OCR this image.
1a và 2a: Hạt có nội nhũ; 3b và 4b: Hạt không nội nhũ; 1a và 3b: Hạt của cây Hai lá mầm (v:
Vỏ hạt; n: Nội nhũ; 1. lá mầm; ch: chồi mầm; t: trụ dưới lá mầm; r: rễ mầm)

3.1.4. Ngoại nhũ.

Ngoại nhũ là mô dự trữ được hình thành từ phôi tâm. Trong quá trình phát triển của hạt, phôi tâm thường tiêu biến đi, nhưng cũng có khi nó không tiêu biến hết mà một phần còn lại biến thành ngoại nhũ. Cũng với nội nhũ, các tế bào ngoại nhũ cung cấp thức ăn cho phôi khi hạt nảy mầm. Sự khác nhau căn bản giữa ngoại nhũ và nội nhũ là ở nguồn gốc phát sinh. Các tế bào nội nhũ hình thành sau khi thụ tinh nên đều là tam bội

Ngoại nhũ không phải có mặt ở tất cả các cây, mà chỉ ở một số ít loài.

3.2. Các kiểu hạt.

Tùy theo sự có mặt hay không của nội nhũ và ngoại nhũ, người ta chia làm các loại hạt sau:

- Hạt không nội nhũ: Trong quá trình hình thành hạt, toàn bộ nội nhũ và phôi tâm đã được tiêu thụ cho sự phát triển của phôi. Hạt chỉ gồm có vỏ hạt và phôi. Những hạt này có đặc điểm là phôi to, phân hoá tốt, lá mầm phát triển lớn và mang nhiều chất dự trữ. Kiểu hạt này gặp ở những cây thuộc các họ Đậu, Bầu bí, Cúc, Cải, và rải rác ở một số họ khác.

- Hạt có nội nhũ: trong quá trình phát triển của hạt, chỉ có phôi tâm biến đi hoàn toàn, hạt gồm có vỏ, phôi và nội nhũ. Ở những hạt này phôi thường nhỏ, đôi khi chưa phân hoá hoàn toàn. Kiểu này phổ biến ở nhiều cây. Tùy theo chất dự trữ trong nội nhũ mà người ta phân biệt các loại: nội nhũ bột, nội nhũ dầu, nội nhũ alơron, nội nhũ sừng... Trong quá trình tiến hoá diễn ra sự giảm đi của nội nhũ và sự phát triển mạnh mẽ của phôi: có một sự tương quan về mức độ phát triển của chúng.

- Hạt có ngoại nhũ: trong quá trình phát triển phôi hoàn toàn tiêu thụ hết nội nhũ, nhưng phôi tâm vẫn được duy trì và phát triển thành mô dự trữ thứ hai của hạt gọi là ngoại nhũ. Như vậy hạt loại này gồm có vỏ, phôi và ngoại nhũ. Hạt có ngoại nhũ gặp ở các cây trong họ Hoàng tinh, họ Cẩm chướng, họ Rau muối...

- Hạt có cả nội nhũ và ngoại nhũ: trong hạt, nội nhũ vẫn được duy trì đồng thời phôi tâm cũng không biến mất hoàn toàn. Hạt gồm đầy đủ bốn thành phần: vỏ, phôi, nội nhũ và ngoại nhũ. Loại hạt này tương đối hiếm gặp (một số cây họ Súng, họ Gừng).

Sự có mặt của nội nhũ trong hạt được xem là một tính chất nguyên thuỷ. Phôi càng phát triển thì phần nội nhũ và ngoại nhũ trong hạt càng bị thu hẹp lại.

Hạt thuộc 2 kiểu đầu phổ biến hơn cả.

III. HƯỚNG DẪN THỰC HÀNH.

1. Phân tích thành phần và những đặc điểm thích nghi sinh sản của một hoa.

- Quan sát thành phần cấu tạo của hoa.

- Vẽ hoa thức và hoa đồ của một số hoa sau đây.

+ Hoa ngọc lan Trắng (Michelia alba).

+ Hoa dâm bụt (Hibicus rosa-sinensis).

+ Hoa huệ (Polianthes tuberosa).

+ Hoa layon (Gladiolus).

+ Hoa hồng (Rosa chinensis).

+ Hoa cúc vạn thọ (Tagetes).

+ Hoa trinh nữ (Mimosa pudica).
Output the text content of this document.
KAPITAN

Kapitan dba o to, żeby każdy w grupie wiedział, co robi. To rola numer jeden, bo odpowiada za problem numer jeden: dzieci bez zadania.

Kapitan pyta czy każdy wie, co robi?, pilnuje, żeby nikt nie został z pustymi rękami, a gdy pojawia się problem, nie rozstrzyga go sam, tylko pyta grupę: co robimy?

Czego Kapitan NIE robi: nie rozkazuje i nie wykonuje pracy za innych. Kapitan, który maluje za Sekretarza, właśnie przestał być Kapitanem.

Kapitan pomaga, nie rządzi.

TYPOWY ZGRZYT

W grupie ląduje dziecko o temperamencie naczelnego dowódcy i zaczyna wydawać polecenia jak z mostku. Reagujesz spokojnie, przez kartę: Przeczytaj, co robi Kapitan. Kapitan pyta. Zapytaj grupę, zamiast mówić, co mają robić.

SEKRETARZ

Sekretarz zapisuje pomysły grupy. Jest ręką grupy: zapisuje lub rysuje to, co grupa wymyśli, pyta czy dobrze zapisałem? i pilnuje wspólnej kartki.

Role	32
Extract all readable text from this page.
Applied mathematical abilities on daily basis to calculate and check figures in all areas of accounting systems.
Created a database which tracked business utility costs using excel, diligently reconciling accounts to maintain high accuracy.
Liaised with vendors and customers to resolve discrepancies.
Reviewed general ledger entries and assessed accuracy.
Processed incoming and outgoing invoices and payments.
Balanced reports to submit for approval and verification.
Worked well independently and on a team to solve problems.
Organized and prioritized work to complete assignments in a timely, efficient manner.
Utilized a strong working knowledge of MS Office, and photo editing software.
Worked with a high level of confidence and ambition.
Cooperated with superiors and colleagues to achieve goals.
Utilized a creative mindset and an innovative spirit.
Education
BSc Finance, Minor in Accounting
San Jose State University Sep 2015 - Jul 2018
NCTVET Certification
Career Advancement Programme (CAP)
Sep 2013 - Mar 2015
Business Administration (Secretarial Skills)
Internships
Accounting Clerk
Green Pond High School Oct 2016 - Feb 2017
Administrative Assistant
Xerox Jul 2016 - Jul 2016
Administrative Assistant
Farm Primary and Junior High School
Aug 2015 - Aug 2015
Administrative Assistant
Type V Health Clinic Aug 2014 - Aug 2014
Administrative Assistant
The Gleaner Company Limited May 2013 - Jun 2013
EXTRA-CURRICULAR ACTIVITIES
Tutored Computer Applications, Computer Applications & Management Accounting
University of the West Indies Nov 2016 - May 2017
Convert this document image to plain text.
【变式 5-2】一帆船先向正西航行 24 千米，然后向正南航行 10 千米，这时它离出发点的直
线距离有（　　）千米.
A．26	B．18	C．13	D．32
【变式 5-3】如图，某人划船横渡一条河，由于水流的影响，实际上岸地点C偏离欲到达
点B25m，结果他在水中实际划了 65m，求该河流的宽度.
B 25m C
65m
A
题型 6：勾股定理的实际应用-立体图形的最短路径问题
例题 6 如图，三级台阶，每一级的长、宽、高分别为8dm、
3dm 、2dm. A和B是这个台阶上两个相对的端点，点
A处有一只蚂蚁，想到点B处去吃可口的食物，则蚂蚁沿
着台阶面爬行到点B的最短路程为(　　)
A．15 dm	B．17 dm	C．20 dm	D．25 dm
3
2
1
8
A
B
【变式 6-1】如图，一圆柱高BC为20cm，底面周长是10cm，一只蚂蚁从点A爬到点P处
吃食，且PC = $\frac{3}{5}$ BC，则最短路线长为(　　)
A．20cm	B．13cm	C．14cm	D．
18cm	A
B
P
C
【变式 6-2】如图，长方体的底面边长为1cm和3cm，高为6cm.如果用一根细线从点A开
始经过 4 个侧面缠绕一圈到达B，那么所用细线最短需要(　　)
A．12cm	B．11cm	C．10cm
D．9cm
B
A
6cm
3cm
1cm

*EXERCISE AIM*. Reproduce the full set of records precisely.

*THE SOLUTION*.
OCR this image.
1a và 2a: Hạt có nội nhũ; 3b và 4b: Hạt không nội nhũ; 1a và 3b: Hạt của cây Hai lá mầm (v:
Vỏ hạt; n: Nội nhũ; 1. lá mầm; ch: chồi mầm; t: trụ dưới lá mầm; r: rễ mầm)

3.1.4. Ngoại nhũ.

Ngoại nhũ là mô dự trữ được hình thành từ phôi tâm. Trong quá trình phát triển của hạt, phôi tâm thường tiêu biến đi, nhưng cũng có khi nó không tiêu biến hết mà một phần còn lại biến thành ngoại nhũ. Cũng với nội nhũ, các tế bào ngoại nhũ cung cấp thức ăn cho phôi khi hạt nảy mầm. Sự khác nhau căn bản giữa ngoại nhũ và nội nhũ là ở nguồn gốc phát sinh. Các tế bào nội nhũ hình thành sau khi thụ tinh nên đều là tam bội

Ngoại nhũ không phải có mặt ở tất cả các cây, mà chỉ ở một số ít loài.

3.2. Các kiểu hạt.

Tùy theo sự có mặt hay không của nội nhũ và ngoại nhũ, người ta chia làm các loại hạt sau:

- Hạt không nội nhũ: Trong quá trình hình thành hạt, toàn bộ nội nhũ và phôi tâm đã được tiêu thụ cho sự phát triển của phôi. Hạt chỉ gồm có vỏ hạt và phôi. Những hạt này có đặc điểm là phôi to, phân hoá tốt, lá mầm phát triển lớn và mang nhiều chất dự trữ. Kiểu hạt này gặp ở những cây thuộc các họ Đậu, Bầu bí, Cúc, Cải, và rải rác ở một số họ khác.

- Hạt có nội nhũ: trong quá trình phát triển của hạt, chỉ có phôi tâm biến đi hoàn toàn, hạt gồm có vỏ, phôi và nội nhũ. Ở những hạt này phôi thường nhỏ, đôi khi chưa phân hoá hoàn toàn. Kiểu này phổ biến ở nhiều cây. Tùy theo chất dự trữ trong nội nhũ mà người ta phân biệt các loại: nội nhũ bột, nội nhũ dầu, nội nhũ alơron, nội nhũ sừng... Trong quá trình tiến hoá diễn ra sự giảm đi của nội nhũ và sự phát triển mạnh mẽ của phôi: có một sự tương quan về mức độ phát triển của chúng.

- Hạt có ngoại nhũ: trong quá trình phát triển phôi hoàn toàn tiêu thụ hết nội nhũ, nhưng phôi tâm vẫn được duy trì và phát triển thành mô dự trữ thứ hai của hạt gọi là ngoại nhũ. Như vậy hạt loại này gồm có vỏ, phôi và ngoại nhũ. Hạt có ngoại nhũ gặp ở các cây trong họ Hoàng tinh, họ Cẩm chướng, họ Rau muối...

- Hạt có cả nội nhũ và ngoại nhũ: trong hạt, nội nhũ vẫn được duy trì đồng thời phôi tâm cũng không biến mất hoàn toàn. Hạt gồm đầy đủ bốn thành phần: vỏ, phôi, nội nhũ và ngoại nhũ. Loại hạt này tương đối hiếm gặp (một số cây họ Súng, họ Gừng).

Sự có mặt của nội nhũ trong hạt được xem là một tính chất nguyên thuỷ. Phôi càng phát triển thì phần nội nhũ và ngoại nhũ trong hạt càng bị thu hẹp lại.

Hạt thuộc 2 kiểu đầu phổ biến hơn cả.

III. HƯỚNG DẪN THỰC HÀNH.

1. Phân tích thành phần và những đặc điểm thích nghi sinh sản của một hoa.

- Quan sát thành phần cấu tạo của hoa.

- Vẽ hoa thức và hoa đồ của một số hoa sau đây.

+ Hoa ngọc lan Trắng (Michelia alba).

+ Hoa dâm bụt (Hibicus rosa-sinensis).

+ Hoa huệ (Polianthes tuberosa).

+ Hoa layon (Gladiolus).

+ Hoa hồng (Rosa chinensis).

+ Hoa cúc vạn thọ (Tagetes).

+ Hoa trinh nữ (Mimosa pudica).
Output the text content of this document.
KAPITAN

Kapitan dba o to, żeby każdy w grupie wiedział, co robi. To rola numer jeden, bo odpowiada za problem numer jeden: dzieci bez zadania.

Kapitan pyta czy każdy wie, co robi?, pilnuje, żeby nikt nie został z pustymi rękami, a gdy pojawia się problem, nie rozstrzyga go sam, tylko pyta grupę: co robimy?

Czego Kapitan NIE robi: nie rozkazuje i nie wykonuje pracy za innych. Kapitan, który maluje za Sekretarza, właśnie przestał być Kapitanem.

Kapitan pomaga, nie rządzi.

TYPOWY ZGRZYT

W grupie ląduje dziecko o temperamencie naczelnego dowódcy i zaczyna wydawać polecenia jak z mostku. Reagujesz spokojnie, przez kartę: Przeczytaj, co robi Kapitan. Kapitan pyta. Zapytaj grupę, zamiast mówić, co mają robić.

SEKRETARZ

Sekretarz zapisuje pomysły grupy. Jest ręką grupy: zapisuje lub rysuje to, co grupa wymyśli, pyta czy dobrze zapisałem? i pilnuje wspólnej kartki.

Role	32
Extract all readable text from this page.
Applied mathematical abilities on daily basis to calculate and check figures in all areas of accounting systems.
Created a database which tracked business utility costs using excel, diligently reconciling accounts to maintain high accuracy.
Liaised with vendors and customers to resolve discrepancies.
Reviewed general ledger entries and assessed accuracy.
Processed incoming and outgoing invoices and payments.
Balanced reports to submit for approval and verification.
Worked well independently and on a team to solve problems.
Organized and prioritized work to complete assignments in a timely, efficient manner.
Utilized a strong working knowledge of MS Office, and photo editing software.
Worked with a high level of confidence and ambition.
Cooperated with superiors and colleagues to achieve goals.
Utilized a creative mindset and an innovative spirit.
Education
BSc Finance, Minor in Accounting
San Jose State University Sep 2015 - Jul 2018
NCTVET Certification
Career Advancement Programme (CAP)
Sep 2013 - Mar 2015
Business Administration (Secretarial Skills)
Internships
Accounting Clerk
Green Pond High School Oct 2016 - Feb 2017
Administrative Assistant
Xerox Jul 2016 - Jul 2016
Administrative Assistant
Farm Primary and Junior High School
Aug 2015 - Aug 2015
Administrative Assistant
Type V Health Clinic Aug 2014 - Aug 2014
Administrative Assistant
The Gleaner Company Limited May 2013 - Jun 2013
EXTRA-CURRICULAR ACTIVITIES
Tutored Computer Applications, Computer Applications & Management Accounting
University of the West Indies Nov 2016 - May 2017
Convert this document image to plain text.
【变式 5-2】一帆船先向正西航行 24 千米，然后向正南航行 10 千米，这时它离出发点的直
线距离有（　　）千米.
A．26	B．18	C．13	D．32
【变式 5-3】如图，某人划船横渡一条河，由于水流的影响，实际上岸地点C偏离欲到达
点B25m，结果他在水中实际划了 65m，求该河流的宽度.
B 25m C
65m
A
题型 6：勾股定理的实际应用-立体图形的最短路径问题
例题 6 如图，三级台阶，每一级的长、宽、高分别为8dm、
3dm 、2dm. A和B是这个台阶上两个相对的端点，点
A处有一只蚂蚁，想到点B处去吃可口的食物，则蚂蚁沿
着台阶面爬行到点B的最短路程为(　　)
A．15 dm	B．17 dm	C．20 dm	D．25 dm
3
2
1
8
A
B
【变式 6-1】如图，一圆柱高BC为20cm，底面周长是10cm，一只蚂蚁从点A爬到点P处
吃食，且PC = $\frac{3}{5}$ BC，则最短路线长为(　　)
A．20cm	B．13cm	C．14cm	D．
18cm	A
B
P
C
【变式 6-2】如图，长方体的底面边长为1cm和3cm，高为6cm.如果用一根细线从点A开
始经过 4 个侧面缠绕一圈到达B，那么所用细线最短需要(　　)
A．12cm	B．11cm	C．10cm
D．9cm
B
A
6cm
3cm
1cm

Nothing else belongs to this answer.